Start

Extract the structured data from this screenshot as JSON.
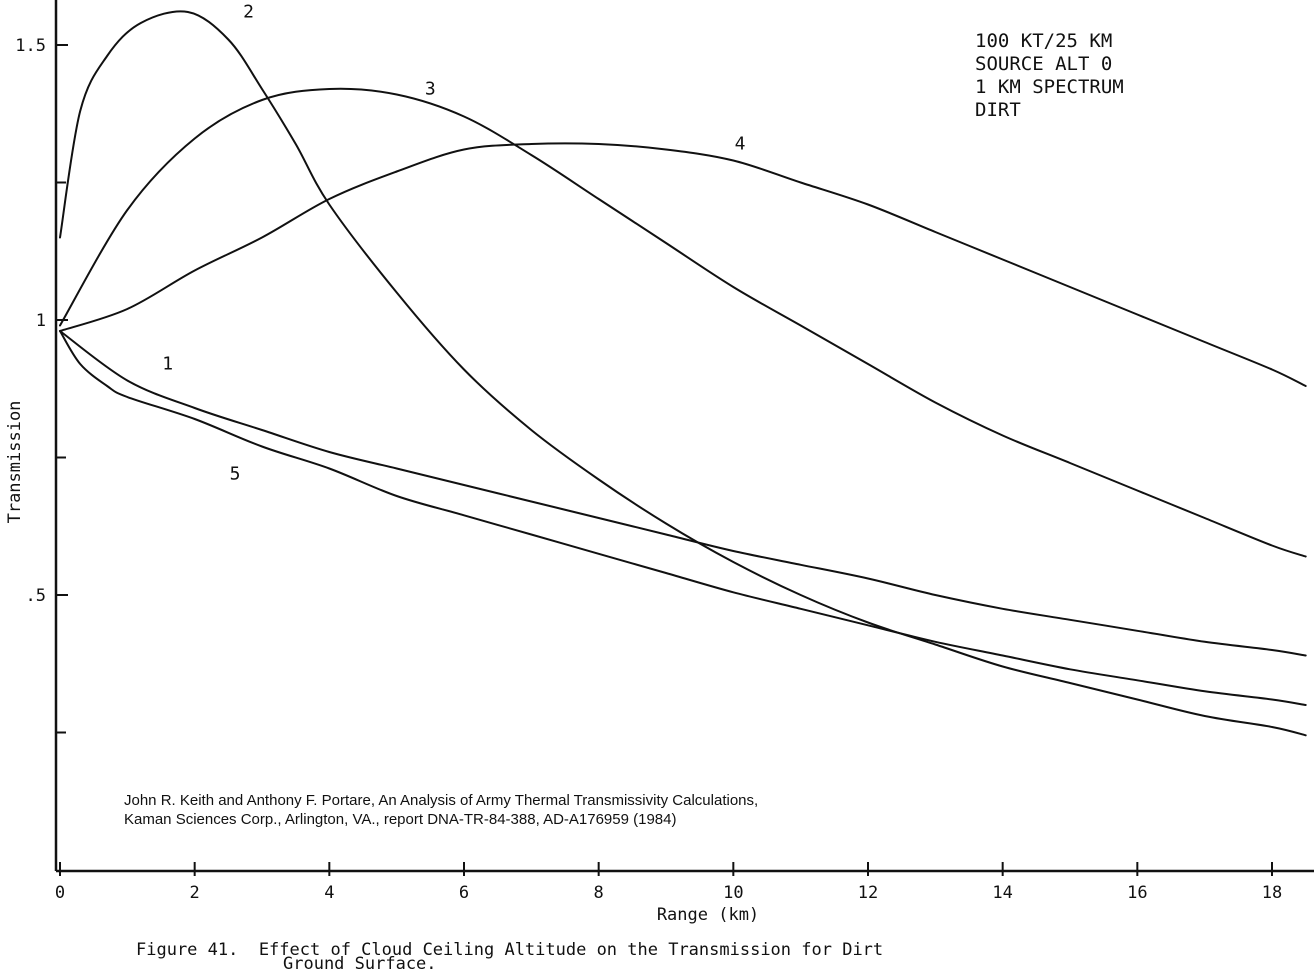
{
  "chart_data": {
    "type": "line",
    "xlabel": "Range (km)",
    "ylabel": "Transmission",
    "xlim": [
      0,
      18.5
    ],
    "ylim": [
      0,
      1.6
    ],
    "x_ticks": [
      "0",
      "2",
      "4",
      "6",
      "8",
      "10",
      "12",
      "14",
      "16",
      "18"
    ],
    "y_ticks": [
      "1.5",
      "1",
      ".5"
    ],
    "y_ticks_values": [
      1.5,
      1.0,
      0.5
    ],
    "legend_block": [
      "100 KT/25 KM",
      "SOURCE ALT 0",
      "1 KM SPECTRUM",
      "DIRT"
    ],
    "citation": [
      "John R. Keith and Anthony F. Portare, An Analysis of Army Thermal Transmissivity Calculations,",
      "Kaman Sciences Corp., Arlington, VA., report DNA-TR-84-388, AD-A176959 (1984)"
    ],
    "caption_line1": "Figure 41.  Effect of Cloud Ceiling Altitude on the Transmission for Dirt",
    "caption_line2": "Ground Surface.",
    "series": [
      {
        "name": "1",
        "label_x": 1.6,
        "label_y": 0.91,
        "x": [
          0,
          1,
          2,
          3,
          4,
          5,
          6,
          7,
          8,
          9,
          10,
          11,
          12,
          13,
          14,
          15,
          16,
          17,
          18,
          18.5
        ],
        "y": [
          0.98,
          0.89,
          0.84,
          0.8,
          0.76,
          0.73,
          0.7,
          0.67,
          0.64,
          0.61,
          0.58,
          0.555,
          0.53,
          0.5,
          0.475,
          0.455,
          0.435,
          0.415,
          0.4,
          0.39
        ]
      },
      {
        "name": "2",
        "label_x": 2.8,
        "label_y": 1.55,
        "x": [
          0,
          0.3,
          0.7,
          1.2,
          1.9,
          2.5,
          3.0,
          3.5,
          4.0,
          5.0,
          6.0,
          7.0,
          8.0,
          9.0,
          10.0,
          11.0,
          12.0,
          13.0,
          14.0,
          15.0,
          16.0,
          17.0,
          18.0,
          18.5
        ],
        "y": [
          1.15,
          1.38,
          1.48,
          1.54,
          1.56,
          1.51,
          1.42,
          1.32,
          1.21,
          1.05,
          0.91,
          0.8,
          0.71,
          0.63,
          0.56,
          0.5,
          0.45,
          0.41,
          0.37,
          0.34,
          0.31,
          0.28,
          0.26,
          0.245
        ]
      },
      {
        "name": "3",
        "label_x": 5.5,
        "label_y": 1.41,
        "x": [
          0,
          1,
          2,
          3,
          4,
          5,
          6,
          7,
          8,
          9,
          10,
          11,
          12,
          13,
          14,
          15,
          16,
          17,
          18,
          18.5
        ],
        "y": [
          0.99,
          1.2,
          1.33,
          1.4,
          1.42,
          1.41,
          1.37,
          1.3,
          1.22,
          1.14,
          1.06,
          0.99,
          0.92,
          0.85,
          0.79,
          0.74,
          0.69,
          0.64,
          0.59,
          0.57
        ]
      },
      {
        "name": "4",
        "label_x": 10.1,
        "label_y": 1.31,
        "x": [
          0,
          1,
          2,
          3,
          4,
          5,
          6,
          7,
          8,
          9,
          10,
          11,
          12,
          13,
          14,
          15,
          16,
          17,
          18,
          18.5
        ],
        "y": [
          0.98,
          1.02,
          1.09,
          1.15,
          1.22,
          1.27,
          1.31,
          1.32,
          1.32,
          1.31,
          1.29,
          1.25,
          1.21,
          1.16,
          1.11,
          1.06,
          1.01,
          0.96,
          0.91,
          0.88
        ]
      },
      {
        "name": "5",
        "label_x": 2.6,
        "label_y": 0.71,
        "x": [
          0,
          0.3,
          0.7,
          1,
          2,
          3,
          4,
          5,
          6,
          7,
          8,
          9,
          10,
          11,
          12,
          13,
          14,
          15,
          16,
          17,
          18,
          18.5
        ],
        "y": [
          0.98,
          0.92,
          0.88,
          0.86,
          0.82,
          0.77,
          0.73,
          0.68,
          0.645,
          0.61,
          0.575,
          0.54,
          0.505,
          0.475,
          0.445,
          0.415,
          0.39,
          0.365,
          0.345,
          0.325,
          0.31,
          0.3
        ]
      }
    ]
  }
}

End

## WORK TO COMPLETE
Leave out every picture and copy the rest of the records exactly.

## TASK RESPONSE
Extract the structured data from this screenshot as JSON.
{
  "chart_data": {
    "type": "line",
    "xlabel": "Range (km)",
    "ylabel": "Transmission",
    "xlim": [
      0,
      18.5
    ],
    "ylim": [
      0,
      1.6
    ],
    "x_ticks": [
      "0",
      "2",
      "4",
      "6",
      "8",
      "10",
      "12",
      "14",
      "16",
      "18"
    ],
    "y_ticks": [
      "1.5",
      "1",
      ".5"
    ],
    "y_ticks_values": [
      1.5,
      1.0,
      0.5
    ],
    "legend_block": [
      "100 KT/25 KM",
      "SOURCE ALT 0",
      "1 KM SPECTRUM",
      "DIRT"
    ],
    "citation": [
      "John R. Keith and Anthony F. Portare, An Analysis of Army Thermal Transmissivity Calculations,",
      "Kaman Sciences Corp., Arlington, VA., report DNA-TR-84-388, AD-A176959 (1984)"
    ],
    "caption_line1": "Figure 41.  Effect of Cloud Ceiling Altitude on the Transmission for Dirt",
    "caption_line2": "Ground Surface.",
    "series": [
      {
        "name": "1",
        "label_x": 1.6,
        "label_y": 0.91,
        "x": [
          0,
          1,
          2,
          3,
          4,
          5,
          6,
          7,
          8,
          9,
          10,
          11,
          12,
          13,
          14,
          15,
          16,
          17,
          18,
          18.5
        ],
        "y": [
          0.98,
          0.89,
          0.84,
          0.8,
          0.76,
          0.73,
          0.7,
          0.67,
          0.64,
          0.61,
          0.58,
          0.555,
          0.53,
          0.5,
          0.475,
          0.455,
          0.435,
          0.415,
          0.4,
          0.39
        ]
      },
      {
        "name": "2",
        "label_x": 2.8,
        "label_y": 1.55,
        "x": [
          0,
          0.3,
          0.7,
          1.2,
          1.9,
          2.5,
          3.0,
          3.5,
          4.0,
          5.0,
          6.0,
          7.0,
          8.0,
          9.0,
          10.0,
          11.0,
          12.0,
          13.0,
          14.0,
          15.0,
          16.0,
          17.0,
          18.0,
          18.5
        ],
        "y": [
          1.15,
          1.38,
          1.48,
          1.54,
          1.56,
          1.51,
          1.42,
          1.32,
          1.21,
          1.05,
          0.91,
          0.8,
          0.71,
          0.63,
          0.56,
          0.5,
          0.45,
          0.41,
          0.37,
          0.34,
          0.31,
          0.28,
          0.26,
          0.245
        ]
      },
      {
        "name": "3",
        "label_x": 5.5,
        "label_y": 1.41,
        "x": [
          0,
          1,
          2,
          3,
          4,
          5,
          6,
          7,
          8,
          9,
          10,
          11,
          12,
          13,
          14,
          15,
          16,
          17,
          18,
          18.5
        ],
        "y": [
          0.99,
          1.2,
          1.33,
          1.4,
          1.42,
          1.41,
          1.37,
          1.3,
          1.22,
          1.14,
          1.06,
          0.99,
          0.92,
          0.85,
          0.79,
          0.74,
          0.69,
          0.64,
          0.59,
          0.57
        ]
      },
      {
        "name": "4",
        "label_x": 10.1,
        "label_y": 1.31,
        "x": [
          0,
          1,
          2,
          3,
          4,
          5,
          6,
          7,
          8,
          9,
          10,
          11,
          12,
          13,
          14,
          15,
          16,
          17,
          18,
          18.5
        ],
        "y": [
          0.98,
          1.02,
          1.09,
          1.15,
          1.22,
          1.27,
          1.31,
          1.32,
          1.32,
          1.31,
          1.29,
          1.25,
          1.21,
          1.16,
          1.11,
          1.06,
          1.01,
          0.96,
          0.91,
          0.88
        ]
      },
      {
        "name": "5",
        "label_x": 2.6,
        "label_y": 0.71,
        "x": [
          0,
          0.3,
          0.7,
          1,
          2,
          3,
          4,
          5,
          6,
          7,
          8,
          9,
          10,
          11,
          12,
          13,
          14,
          15,
          16,
          17,
          18,
          18.5
        ],
        "y": [
          0.98,
          0.92,
          0.88,
          0.86,
          0.82,
          0.77,
          0.73,
          0.68,
          0.645,
          0.61,
          0.575,
          0.54,
          0.505,
          0.475,
          0.445,
          0.415,
          0.39,
          0.365,
          0.345,
          0.325,
          0.31,
          0.3
        ]
      }
    ]
  }
}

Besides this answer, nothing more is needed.